Only the number is wanted: how many lines contain "screenshot"?

-------------------------

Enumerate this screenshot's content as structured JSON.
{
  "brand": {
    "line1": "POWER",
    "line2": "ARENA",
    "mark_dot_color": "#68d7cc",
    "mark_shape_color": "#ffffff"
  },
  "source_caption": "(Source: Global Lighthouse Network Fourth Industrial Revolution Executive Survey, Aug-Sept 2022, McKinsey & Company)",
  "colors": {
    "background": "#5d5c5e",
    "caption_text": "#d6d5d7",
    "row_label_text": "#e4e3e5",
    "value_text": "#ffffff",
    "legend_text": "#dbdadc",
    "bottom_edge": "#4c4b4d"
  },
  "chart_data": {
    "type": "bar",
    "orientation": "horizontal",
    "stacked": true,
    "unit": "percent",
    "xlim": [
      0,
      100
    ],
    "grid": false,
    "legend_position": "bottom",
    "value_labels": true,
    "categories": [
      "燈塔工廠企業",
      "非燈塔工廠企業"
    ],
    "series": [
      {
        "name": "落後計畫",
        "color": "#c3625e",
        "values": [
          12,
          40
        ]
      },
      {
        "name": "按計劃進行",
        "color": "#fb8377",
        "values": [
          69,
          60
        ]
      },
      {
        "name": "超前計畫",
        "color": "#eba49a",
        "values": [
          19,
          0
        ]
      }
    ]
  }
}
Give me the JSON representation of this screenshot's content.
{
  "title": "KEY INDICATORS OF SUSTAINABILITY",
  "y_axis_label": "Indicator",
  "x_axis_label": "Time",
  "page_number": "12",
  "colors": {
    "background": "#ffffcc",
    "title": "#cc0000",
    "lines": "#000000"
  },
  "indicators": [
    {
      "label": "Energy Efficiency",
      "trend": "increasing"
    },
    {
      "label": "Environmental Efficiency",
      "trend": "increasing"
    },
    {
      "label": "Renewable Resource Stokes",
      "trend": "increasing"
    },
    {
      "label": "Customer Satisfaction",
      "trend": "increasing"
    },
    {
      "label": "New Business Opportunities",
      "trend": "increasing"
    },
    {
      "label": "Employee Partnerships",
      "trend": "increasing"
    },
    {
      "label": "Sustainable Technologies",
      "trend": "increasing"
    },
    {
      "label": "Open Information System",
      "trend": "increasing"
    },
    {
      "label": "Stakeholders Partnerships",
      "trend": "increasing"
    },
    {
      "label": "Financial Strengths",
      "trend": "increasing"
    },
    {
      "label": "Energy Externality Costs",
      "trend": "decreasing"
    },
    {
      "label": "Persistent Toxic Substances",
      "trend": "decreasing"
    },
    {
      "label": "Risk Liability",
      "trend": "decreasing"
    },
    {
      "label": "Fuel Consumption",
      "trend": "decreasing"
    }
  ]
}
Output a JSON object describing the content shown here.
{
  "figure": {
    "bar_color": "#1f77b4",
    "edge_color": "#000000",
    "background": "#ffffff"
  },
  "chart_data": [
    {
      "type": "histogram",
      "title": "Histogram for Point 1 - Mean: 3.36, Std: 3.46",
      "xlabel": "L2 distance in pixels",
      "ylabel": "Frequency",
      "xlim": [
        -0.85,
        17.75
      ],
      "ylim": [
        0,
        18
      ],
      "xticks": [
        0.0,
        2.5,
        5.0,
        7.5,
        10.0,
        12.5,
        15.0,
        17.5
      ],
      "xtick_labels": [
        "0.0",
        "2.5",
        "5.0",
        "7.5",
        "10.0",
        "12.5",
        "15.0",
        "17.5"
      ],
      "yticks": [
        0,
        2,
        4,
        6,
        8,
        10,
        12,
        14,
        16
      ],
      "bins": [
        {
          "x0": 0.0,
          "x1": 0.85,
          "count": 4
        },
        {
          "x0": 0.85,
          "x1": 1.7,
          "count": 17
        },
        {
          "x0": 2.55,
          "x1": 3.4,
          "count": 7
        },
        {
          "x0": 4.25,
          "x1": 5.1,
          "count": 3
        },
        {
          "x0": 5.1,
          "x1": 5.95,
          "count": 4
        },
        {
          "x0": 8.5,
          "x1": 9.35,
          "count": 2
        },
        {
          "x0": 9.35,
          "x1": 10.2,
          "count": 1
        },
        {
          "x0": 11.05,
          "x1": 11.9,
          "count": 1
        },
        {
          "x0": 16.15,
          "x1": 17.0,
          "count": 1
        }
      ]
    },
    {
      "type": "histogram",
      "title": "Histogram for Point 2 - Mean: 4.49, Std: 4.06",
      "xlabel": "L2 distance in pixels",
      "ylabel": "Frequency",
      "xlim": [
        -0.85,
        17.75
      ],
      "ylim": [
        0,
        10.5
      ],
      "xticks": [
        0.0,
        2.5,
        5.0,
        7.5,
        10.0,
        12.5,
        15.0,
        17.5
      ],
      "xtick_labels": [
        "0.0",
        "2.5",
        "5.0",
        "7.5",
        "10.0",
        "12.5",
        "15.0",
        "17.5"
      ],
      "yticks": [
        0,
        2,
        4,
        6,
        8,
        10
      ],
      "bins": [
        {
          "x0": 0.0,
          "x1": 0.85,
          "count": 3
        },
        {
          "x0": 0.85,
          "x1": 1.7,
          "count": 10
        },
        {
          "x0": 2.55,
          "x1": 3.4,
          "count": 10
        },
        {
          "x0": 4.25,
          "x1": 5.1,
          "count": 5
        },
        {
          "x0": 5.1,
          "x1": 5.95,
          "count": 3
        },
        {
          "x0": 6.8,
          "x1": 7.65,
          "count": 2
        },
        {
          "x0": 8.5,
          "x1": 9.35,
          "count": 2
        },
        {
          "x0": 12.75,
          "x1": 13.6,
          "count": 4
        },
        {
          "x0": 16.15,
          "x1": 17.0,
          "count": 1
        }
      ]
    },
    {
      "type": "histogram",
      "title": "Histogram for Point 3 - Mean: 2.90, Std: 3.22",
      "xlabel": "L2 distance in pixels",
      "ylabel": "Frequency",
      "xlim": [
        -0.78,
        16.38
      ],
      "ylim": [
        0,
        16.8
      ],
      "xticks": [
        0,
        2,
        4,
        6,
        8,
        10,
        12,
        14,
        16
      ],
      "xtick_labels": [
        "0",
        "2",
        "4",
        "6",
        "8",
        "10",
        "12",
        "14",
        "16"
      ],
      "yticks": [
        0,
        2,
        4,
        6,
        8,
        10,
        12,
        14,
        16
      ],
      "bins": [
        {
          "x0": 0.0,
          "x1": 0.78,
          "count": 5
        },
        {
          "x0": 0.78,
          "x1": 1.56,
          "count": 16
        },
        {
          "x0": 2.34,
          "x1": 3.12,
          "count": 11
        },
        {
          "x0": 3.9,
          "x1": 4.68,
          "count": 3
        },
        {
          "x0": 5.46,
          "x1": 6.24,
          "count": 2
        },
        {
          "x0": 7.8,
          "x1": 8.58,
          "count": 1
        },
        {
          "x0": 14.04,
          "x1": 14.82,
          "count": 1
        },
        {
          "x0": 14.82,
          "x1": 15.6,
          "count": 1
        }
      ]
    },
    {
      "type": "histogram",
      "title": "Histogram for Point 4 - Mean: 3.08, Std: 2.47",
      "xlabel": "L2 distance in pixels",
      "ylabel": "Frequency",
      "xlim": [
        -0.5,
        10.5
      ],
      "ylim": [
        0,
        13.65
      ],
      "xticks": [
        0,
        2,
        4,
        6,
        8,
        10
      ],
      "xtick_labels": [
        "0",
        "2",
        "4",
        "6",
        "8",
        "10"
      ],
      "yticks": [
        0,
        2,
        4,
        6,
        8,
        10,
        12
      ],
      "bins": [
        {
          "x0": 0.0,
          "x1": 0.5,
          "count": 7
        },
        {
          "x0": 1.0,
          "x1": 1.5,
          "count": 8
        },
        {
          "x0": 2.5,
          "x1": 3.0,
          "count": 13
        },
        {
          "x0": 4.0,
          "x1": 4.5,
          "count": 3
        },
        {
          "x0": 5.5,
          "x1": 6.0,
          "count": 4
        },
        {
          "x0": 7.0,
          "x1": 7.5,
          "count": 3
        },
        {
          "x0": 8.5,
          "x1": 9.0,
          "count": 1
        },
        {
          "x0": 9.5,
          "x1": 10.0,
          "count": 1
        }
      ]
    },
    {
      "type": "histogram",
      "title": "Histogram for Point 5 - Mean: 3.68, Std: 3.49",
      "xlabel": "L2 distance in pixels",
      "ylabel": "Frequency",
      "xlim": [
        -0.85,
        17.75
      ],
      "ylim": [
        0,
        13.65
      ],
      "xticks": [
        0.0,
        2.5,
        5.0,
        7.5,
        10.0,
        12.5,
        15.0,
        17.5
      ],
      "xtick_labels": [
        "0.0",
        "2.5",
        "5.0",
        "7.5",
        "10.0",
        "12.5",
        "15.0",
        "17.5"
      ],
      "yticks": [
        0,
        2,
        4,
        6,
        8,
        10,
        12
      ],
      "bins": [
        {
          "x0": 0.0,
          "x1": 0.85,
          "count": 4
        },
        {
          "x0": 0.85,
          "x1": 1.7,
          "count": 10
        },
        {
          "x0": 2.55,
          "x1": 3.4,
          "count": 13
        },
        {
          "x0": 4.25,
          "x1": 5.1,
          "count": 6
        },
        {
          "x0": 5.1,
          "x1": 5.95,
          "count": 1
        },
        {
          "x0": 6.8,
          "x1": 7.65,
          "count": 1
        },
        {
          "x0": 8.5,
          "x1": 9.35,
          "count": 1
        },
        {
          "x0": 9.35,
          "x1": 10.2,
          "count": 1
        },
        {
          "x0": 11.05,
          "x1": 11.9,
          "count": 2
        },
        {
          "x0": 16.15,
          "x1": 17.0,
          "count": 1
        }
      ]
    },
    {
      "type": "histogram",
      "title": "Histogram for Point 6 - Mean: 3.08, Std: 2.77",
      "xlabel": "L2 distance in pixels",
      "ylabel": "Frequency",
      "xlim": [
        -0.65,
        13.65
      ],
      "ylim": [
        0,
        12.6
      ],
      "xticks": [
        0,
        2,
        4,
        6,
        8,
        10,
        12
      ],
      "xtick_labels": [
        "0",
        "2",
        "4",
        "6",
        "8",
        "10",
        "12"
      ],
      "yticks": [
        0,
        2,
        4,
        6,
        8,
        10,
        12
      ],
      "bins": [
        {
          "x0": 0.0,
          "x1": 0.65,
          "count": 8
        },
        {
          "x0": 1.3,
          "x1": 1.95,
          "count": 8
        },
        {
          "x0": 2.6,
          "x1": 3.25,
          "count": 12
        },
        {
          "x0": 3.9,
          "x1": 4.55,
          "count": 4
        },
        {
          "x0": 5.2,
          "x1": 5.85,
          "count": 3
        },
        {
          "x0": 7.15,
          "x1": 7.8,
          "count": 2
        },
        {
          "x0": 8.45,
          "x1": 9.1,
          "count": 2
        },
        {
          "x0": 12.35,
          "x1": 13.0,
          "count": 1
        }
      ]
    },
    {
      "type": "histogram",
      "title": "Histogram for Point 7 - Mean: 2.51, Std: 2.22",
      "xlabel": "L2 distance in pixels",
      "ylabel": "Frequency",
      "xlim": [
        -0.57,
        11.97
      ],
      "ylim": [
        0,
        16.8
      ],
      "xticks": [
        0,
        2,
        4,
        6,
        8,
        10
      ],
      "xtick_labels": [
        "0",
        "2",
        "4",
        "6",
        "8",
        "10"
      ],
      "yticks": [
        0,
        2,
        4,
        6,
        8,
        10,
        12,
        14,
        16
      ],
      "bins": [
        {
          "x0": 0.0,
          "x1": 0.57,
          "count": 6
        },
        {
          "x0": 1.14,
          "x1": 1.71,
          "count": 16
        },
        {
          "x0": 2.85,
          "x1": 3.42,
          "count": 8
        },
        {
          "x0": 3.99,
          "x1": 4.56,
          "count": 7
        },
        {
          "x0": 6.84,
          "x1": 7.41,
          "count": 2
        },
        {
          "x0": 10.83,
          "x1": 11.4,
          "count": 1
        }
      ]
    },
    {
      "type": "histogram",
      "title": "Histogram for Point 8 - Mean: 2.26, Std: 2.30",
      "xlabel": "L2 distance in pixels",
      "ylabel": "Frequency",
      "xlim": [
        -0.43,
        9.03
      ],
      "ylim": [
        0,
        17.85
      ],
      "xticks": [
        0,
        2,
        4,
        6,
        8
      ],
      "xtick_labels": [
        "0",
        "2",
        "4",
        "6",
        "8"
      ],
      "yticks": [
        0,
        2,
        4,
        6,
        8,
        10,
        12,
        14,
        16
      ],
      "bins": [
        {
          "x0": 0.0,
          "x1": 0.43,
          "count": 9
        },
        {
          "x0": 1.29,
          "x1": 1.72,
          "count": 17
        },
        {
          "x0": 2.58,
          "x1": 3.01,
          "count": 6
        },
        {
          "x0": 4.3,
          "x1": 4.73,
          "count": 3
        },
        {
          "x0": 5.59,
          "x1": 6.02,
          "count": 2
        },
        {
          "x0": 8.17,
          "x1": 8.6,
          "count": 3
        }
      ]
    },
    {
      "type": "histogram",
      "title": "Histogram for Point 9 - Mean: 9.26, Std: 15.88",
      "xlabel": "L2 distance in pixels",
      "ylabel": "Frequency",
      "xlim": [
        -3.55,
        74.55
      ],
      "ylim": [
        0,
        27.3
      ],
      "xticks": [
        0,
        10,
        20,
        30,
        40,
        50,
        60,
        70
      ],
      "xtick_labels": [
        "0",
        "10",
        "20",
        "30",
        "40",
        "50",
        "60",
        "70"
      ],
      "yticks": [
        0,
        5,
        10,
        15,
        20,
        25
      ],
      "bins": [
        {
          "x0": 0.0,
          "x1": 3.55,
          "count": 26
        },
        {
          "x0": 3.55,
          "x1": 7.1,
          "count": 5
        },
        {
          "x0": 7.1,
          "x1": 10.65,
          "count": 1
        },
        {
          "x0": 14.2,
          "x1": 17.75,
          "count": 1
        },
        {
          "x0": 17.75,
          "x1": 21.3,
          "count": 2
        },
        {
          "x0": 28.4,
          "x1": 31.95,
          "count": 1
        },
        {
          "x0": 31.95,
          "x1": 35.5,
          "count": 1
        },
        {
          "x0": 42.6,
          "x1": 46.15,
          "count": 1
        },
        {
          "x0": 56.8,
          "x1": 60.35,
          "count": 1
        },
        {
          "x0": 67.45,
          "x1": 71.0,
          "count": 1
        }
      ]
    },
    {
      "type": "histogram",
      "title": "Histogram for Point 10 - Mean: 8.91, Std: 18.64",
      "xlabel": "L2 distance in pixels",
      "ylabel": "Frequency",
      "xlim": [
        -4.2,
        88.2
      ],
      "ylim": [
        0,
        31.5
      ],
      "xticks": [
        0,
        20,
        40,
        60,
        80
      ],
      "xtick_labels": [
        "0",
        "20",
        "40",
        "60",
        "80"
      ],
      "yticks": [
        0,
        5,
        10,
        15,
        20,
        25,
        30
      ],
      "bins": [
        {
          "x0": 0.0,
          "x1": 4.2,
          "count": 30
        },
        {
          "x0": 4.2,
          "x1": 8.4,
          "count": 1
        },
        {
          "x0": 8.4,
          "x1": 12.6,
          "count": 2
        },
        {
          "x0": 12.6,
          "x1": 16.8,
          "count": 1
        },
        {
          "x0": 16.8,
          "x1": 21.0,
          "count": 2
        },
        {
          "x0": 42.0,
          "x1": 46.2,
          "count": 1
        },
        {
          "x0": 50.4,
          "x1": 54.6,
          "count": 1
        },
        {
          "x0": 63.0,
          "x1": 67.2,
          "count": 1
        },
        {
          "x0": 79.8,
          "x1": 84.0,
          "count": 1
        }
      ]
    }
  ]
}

-------------------------

Solved exercise:
2